**WHAT YOU SHOULD DO**: Identify the lines that contain the string "source" and copy all of them.

**TASK DATA**:
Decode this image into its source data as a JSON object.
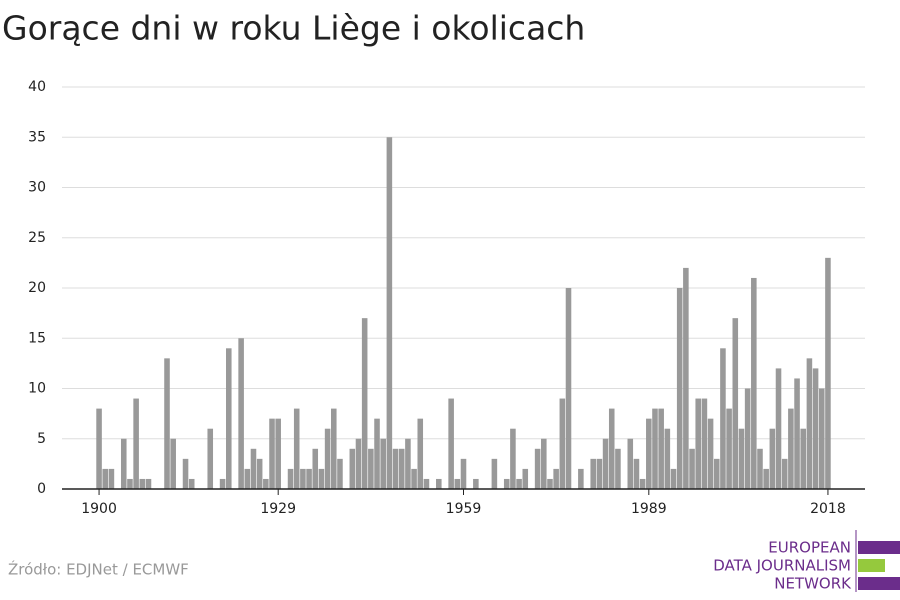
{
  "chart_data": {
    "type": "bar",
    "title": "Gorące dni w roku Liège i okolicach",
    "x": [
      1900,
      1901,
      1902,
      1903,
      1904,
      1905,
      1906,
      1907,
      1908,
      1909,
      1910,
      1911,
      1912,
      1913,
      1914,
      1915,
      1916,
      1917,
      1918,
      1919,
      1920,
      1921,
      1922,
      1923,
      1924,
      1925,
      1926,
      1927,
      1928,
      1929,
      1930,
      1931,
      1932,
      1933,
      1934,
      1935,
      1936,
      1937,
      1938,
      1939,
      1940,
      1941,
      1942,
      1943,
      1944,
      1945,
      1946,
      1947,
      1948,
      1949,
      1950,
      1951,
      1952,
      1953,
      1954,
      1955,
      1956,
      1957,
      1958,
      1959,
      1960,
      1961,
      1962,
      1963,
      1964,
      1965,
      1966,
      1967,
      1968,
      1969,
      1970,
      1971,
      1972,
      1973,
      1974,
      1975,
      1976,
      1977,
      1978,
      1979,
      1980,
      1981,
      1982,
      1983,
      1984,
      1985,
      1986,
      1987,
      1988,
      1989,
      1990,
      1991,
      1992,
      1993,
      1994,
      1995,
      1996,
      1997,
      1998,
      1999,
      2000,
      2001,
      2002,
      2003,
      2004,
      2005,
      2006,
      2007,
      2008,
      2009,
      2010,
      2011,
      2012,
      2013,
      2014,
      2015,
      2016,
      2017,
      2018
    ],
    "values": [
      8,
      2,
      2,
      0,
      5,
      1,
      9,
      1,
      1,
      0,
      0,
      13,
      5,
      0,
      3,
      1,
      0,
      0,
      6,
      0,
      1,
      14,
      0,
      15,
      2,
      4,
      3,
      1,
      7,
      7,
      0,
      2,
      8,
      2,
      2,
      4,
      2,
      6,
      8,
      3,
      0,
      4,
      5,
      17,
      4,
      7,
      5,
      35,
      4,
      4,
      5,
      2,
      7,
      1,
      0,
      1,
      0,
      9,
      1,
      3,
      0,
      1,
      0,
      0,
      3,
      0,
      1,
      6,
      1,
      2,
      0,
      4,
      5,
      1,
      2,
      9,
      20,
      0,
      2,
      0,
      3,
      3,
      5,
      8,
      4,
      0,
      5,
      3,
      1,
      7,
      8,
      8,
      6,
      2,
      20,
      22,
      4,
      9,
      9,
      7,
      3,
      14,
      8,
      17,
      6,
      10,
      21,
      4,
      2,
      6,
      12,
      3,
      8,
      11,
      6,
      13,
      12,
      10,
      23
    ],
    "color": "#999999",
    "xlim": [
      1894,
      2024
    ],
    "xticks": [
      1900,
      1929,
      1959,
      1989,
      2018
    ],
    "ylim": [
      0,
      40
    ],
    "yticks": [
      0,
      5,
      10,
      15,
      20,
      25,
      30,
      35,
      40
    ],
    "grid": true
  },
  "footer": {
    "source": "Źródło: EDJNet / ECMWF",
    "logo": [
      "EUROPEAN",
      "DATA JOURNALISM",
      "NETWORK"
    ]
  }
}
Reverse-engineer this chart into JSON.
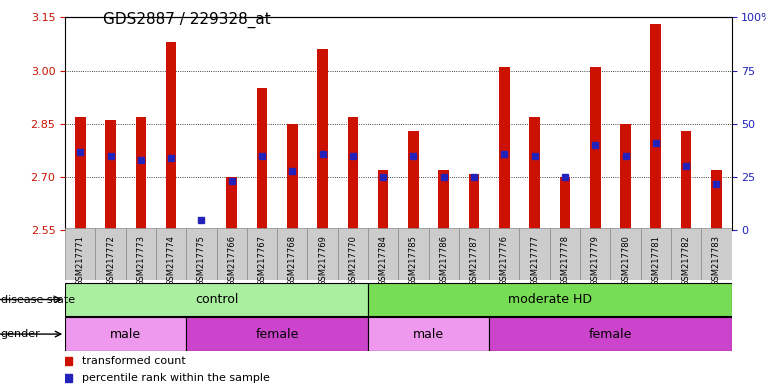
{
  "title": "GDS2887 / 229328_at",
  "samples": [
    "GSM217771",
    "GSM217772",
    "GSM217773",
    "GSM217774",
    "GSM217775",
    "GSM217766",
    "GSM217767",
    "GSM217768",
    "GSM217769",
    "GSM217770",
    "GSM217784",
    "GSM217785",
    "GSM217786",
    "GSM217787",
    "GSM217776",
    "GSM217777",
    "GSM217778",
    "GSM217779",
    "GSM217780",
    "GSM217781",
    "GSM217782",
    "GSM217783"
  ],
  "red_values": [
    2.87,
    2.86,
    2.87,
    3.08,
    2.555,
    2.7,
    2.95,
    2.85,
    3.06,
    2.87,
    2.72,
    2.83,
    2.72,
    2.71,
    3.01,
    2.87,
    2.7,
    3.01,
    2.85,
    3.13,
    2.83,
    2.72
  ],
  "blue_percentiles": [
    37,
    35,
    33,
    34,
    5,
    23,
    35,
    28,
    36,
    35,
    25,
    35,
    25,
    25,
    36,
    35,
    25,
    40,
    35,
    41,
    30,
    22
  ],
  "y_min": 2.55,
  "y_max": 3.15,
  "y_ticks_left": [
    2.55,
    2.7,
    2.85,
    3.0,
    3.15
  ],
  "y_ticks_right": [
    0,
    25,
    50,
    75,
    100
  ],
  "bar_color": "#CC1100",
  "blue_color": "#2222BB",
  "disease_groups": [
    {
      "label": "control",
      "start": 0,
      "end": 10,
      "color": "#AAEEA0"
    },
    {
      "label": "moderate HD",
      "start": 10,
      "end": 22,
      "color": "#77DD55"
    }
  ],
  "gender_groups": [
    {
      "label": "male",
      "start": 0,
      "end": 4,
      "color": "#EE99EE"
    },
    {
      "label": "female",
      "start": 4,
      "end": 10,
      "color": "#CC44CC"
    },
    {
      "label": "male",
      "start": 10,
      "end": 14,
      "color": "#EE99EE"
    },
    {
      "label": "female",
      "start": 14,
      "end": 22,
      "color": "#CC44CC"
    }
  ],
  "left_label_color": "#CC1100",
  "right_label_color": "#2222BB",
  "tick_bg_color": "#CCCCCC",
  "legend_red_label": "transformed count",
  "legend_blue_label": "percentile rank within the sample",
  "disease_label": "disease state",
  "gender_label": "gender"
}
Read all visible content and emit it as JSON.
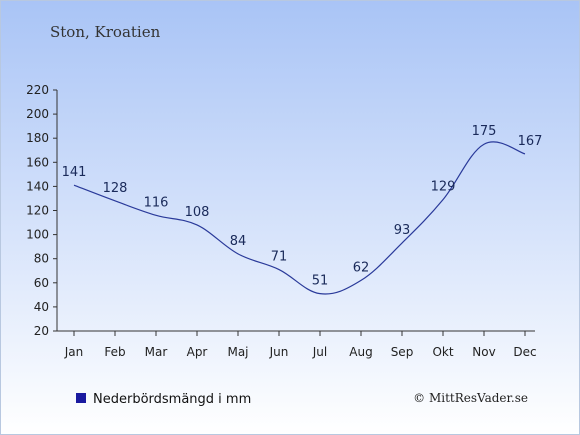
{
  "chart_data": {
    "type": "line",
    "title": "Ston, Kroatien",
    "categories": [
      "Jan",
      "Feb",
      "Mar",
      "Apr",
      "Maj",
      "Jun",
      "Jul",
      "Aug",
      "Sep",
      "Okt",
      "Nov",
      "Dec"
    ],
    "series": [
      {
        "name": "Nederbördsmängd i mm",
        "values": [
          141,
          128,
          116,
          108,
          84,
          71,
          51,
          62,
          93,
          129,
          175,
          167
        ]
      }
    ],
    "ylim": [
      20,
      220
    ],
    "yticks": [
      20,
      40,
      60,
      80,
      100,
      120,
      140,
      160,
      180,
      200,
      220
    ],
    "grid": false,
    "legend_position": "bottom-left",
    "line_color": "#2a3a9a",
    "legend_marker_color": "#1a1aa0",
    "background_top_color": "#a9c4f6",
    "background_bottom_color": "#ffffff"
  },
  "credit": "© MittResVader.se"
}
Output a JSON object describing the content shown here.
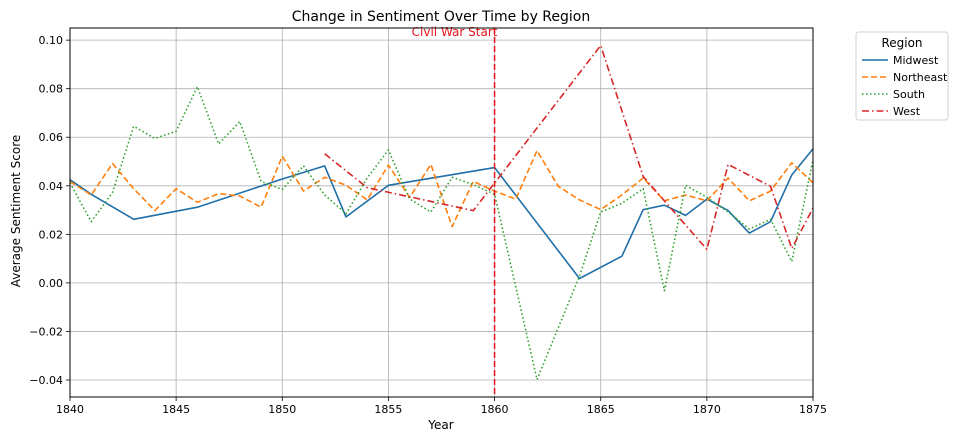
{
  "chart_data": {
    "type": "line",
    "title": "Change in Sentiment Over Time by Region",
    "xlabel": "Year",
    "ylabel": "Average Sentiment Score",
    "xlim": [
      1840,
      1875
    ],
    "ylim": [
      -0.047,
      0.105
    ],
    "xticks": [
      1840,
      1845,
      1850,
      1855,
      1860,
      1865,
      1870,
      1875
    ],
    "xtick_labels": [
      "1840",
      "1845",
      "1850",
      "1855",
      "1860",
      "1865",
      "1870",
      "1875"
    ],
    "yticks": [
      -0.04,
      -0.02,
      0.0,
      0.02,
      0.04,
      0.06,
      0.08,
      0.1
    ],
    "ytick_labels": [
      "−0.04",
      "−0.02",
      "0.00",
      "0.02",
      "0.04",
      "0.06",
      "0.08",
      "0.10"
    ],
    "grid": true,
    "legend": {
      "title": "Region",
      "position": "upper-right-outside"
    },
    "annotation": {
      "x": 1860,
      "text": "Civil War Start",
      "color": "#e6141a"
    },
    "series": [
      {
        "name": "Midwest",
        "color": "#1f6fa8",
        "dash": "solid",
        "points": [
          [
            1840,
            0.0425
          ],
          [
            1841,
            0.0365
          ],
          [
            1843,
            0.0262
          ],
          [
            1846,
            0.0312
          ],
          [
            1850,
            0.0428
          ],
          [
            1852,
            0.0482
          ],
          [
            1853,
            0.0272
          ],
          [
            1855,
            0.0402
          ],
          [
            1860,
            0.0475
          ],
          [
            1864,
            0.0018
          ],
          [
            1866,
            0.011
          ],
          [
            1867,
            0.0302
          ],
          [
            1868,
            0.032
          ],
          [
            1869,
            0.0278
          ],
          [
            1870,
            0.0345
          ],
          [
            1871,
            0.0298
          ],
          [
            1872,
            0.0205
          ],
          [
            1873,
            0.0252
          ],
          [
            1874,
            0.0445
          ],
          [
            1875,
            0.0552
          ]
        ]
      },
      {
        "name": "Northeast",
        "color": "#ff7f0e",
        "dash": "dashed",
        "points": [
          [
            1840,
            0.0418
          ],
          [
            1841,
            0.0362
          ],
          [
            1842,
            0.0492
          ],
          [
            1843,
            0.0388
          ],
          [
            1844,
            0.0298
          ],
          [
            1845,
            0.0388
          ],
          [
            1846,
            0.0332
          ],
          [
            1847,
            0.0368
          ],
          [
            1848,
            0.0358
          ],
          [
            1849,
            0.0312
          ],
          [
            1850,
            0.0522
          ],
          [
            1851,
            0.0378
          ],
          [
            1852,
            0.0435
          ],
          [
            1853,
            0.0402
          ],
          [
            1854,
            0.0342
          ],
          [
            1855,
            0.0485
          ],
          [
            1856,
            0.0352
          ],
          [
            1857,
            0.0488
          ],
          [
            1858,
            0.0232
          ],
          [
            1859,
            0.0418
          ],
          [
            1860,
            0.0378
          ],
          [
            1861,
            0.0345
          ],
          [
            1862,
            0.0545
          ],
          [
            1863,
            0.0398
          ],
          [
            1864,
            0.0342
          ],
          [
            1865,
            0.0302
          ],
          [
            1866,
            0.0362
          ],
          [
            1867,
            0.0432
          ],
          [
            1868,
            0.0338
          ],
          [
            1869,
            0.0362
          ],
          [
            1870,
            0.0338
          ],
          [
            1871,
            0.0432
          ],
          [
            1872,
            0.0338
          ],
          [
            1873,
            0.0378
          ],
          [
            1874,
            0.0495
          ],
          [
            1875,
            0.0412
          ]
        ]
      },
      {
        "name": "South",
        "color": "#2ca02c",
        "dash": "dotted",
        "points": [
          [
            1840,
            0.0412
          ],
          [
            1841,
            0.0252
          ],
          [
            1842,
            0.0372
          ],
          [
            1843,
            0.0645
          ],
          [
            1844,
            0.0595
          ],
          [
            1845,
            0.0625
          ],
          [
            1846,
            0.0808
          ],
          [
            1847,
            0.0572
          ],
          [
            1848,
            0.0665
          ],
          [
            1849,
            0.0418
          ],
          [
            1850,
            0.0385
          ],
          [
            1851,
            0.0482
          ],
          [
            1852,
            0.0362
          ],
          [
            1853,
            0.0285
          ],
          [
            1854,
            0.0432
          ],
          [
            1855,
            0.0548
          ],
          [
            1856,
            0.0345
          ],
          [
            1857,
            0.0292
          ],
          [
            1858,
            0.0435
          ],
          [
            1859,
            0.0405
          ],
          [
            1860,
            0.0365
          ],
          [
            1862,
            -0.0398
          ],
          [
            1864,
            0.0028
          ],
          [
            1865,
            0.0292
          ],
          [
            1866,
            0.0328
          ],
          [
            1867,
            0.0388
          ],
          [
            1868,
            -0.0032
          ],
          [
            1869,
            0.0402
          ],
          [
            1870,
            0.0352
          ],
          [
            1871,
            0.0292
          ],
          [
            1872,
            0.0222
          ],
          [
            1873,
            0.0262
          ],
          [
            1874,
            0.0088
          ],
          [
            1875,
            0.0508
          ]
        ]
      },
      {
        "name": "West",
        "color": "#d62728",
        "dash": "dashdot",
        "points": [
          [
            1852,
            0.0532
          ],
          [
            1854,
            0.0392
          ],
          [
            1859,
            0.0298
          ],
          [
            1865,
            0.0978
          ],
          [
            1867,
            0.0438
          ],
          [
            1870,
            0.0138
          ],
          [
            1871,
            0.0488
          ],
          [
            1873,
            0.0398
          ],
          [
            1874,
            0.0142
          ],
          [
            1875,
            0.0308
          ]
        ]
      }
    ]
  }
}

**SOLUTION TO THIS TASK**:
Decode this image into its source data as a JSON object.
    "source": "Źródło: EDJNet / ECMWF",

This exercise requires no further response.